--- Start of STORED ROWS ---
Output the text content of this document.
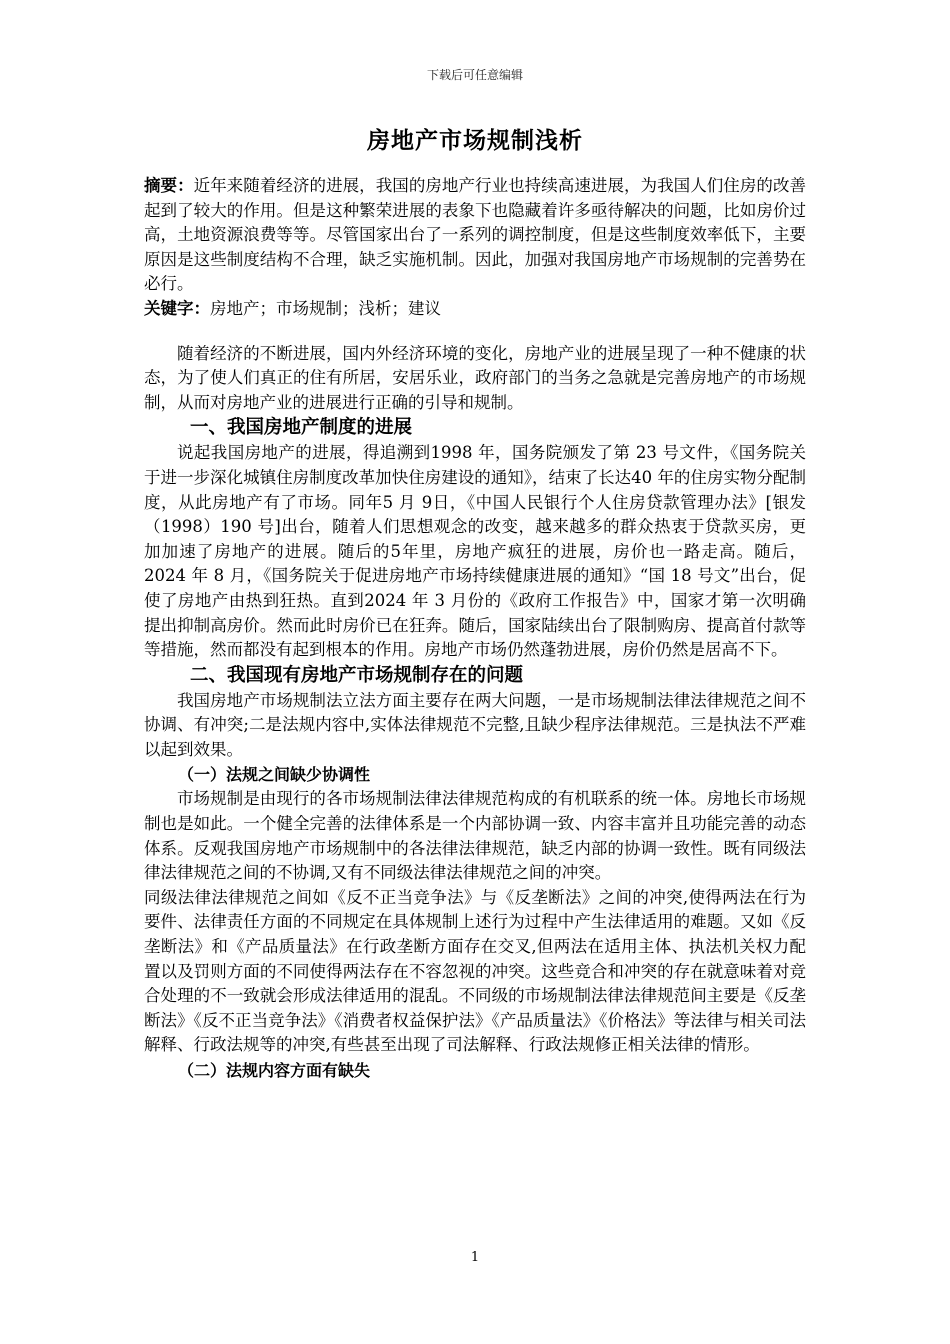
下载后可任意编辑
房地产市场规制浅析

摘要：近年来随着经济的进展，我国的房地产行业也持续高速进展，为我国人们住房的改善起到了较大的作用。但是这种繁荣进展的表象下也隐藏着许多亟待解决的问题，比如房价过高，土地资源浪费等等。尽管国家出台了一系列的调控制度，但是这些制度效率低下，主要原因是这些制度结构不合理，缺乏实施机制。因此，加强对我国房地产市场规制的完善势在必行。

关键字：房地产；市场规制；浅析；建议

随着经济的不断进展，国内外经济环境的变化，房地产业的进展呈现了一种不健康的状态，为了使人们真正的住有所居，安居乐业，政府部门的当务之急就是完善房地产的市场规制，从而对房地产业的进展进行正确的引导和规制。

一、我国房地产制度的进展

说起我国房地产的进展，得追溯到1998 年，国务院颁发了第 23 号文件，《国务院关于进一步深化城镇住房制度改革加快住房建设的通知》，结束了长达40 年的住房实物分配制度，从此房地产有了市场。同年5 月 9日，《中国人民银行个人住房贷款管理办法》[银发（1998）190 号]出台，随着人们思想观念的改变，越来越多的群众热衷于贷款买房，更加加速了房地产的进展。随后的5年里，房地产疯狂的进展，房价也一路走高。随后，2024 年 8 月，《国务院关于促进房地产市场持续健康进展的通知》“国 18 号文”出台，促使了房地产由热到狂热。直到2024 年 3 月份的《政府工作报告》中，国家才第一次明确提出抑制高房价。然而此时房价已在狂奔。随后，国家陆续出台了限制购房、提高首付款等等措施，然而都没有起到根本的作用。房地产市场仍然蓬勃进展，房价仍然是居高不下。

二、我国现有房地产市场规制存在的问题

我国房地产市场规制法立法方面主要存在两大问题，一是市场规制法律法律规范之间不协调、有冲突;二是法规内容中,实体法律规范不完整,且缺少程序法律规范。三是执法不严难以起到效果。

（一）法规之间缺少协调性

市场规制是由现行的各市场规制法律法律规范构成的有机联系的统一体。房地长市场规制也是如此。一个健全完善的法律体系是一个内部协调一致、内容丰富并且功能完善的动态体系。反观我国房地产市场规制中的各法律法律规范，缺乏内部的协调一致性。既有同级法律法律规范之间的不协调,又有不同级法律法律规范之间的冲突。

同级法律法律规范之间如《反不正当竞争法》与《反垄断法》之间的冲突,使得两法在行为要件、法律责任方面的不同规定在具体规制上述行为过程中产生法律适用的难题。又如《反垄断法》和《产品质量法》在行政垄断方面存在交叉,但两法在适用主体、执法机关权力配置以及罚则方面的不同使得两法存在不容忽视的冲突。这些竞合和冲突的存在就意味着对竞合处理的不一致就会形成法律适用的混乱。不同级的市场规制法律法律规范间主要是《反垄断法》《反不正当竞争法》《消费者权益保护法》《产品质量法》《价格法》等法律与相关司法解释、行政法规等的冲突,有些甚至出现了司法解释、行政法规修正相关法律的情形。

（二）法规内容方面有缺失

1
--- End of STORED ROWS ---
**INSTRUCTION**
Write out the material above once more, exactly as it reads, with no pictures.

**SOLUTION TO THE PROBLEM**
Output the text content of this document.
下载后可任意编辑
房地产市场规制浅析

摘要：近年来随着经济的进展，我国的房地产行业也持续高速进展，为我国人们住房的改善起到了较大的作用。但是这种繁荣进展的表象下也隐藏着许多亟待解决的问题，比如房价过高，土地资源浪费等等。尽管国家出台了一系列的调控制度，但是这些制度效率低下，主要原因是这些制度结构不合理，缺乏实施机制。因此，加强对我国房地产市场规制的完善势在必行。

关键字：房地产；市场规制；浅析；建议

随着经济的不断进展，国内外经济环境的变化，房地产业的进展呈现了一种不健康的状态，为了使人们真正的住有所居，安居乐业，政府部门的当务之急就是完善房地产的市场规制，从而对房地产业的进展进行正确的引导和规制。

一、我国房地产制度的进展

说起我国房地产的进展，得追溯到1998 年，国务院颁发了第 23 号文件，《国务院关于进一步深化城镇住房制度改革加快住房建设的通知》，结束了长达40 年的住房实物分配制度，从此房地产有了市场。同年5 月 9日，《中国人民银行个人住房贷款管理办法》[银发（1998）190 号]出台，随着人们思想观念的改变，越来越多的群众热衷于贷款买房，更加加速了房地产的进展。随后的5年里，房地产疯狂的进展，房价也一路走高。随后，2024 年 8 月，《国务院关于促进房地产市场持续健康进展的通知》“国 18 号文”出台，促使了房地产由热到狂热。直到2024 年 3 月份的《政府工作报告》中，国家才第一次明确提出抑制高房价。然而此时房价已在狂奔。随后，国家陆续出台了限制购房、提高首付款等等措施，然而都没有起到根本的作用。房地产市场仍然蓬勃进展，房价仍然是居高不下。

二、我国现有房地产市场规制存在的问题

我国房地产市场规制法立法方面主要存在两大问题，一是市场规制法律法律规范之间不协调、有冲突;二是法规内容中,实体法律规范不完整,且缺少程序法律规范。三是执法不严难以起到效果。

（一）法规之间缺少协调性

市场规制是由现行的各市场规制法律法律规范构成的有机联系的统一体。房地长市场规制也是如此。一个健全完善的法律体系是一个内部协调一致、内容丰富并且功能完善的动态体系。反观我国房地产市场规制中的各法律法律规范，缺乏内部的协调一致性。既有同级法律法律规范之间的不协调,又有不同级法律法律规范之间的冲突。

同级法律法律规范之间如《反不正当竞争法》与《反垄断法》之间的冲突,使得两法在行为要件、法律责任方面的不同规定在具体规制上述行为过程中产生法律适用的难题。又如《反垄断法》和《产品质量法》在行政垄断方面存在交叉,但两法在适用主体、执法机关权力配置以及罚则方面的不同使得两法存在不容忽视的冲突。这些竞合和冲突的存在就意味着对竞合处理的不一致就会形成法律适用的混乱。不同级的市场规制法律法律规范间主要是《反垄断法》《反不正当竞争法》《消费者权益保护法》《产品质量法》《价格法》等法律与相关司法解释、行政法规等的冲突,有些甚至出现了司法解释、行政法规修正相关法律的情形。

（二）法规内容方面有缺失

1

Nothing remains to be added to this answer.